__YOUR INSTRUCTIONS__
Tally the lines containing the word "nweeks" and give the total alone.

Start

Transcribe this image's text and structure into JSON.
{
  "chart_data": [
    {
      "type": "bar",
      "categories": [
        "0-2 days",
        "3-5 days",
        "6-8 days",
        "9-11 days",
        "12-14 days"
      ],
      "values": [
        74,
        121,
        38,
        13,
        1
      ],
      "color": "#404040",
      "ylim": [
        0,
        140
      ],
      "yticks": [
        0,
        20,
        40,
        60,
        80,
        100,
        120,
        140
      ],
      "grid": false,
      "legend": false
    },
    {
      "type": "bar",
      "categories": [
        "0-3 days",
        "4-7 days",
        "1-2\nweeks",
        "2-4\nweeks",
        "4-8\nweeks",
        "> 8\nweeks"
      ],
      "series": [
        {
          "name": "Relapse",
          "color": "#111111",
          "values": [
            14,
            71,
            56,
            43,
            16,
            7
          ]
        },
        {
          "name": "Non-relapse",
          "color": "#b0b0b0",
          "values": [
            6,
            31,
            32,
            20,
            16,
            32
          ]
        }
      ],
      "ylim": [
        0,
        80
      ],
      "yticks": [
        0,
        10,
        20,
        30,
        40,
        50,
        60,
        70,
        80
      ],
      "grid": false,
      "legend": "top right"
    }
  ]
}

End
Start

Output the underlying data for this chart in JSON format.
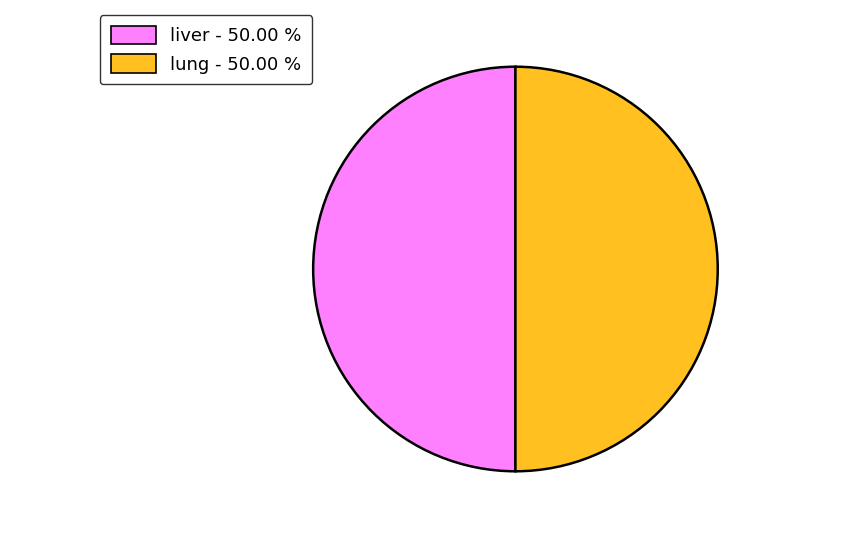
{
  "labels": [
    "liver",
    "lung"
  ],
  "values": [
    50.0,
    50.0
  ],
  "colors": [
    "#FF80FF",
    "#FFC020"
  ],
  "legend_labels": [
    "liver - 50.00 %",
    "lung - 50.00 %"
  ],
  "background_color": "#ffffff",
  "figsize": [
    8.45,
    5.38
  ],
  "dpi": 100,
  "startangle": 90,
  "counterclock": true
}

End

__RESPONSE TO THE TASK__
4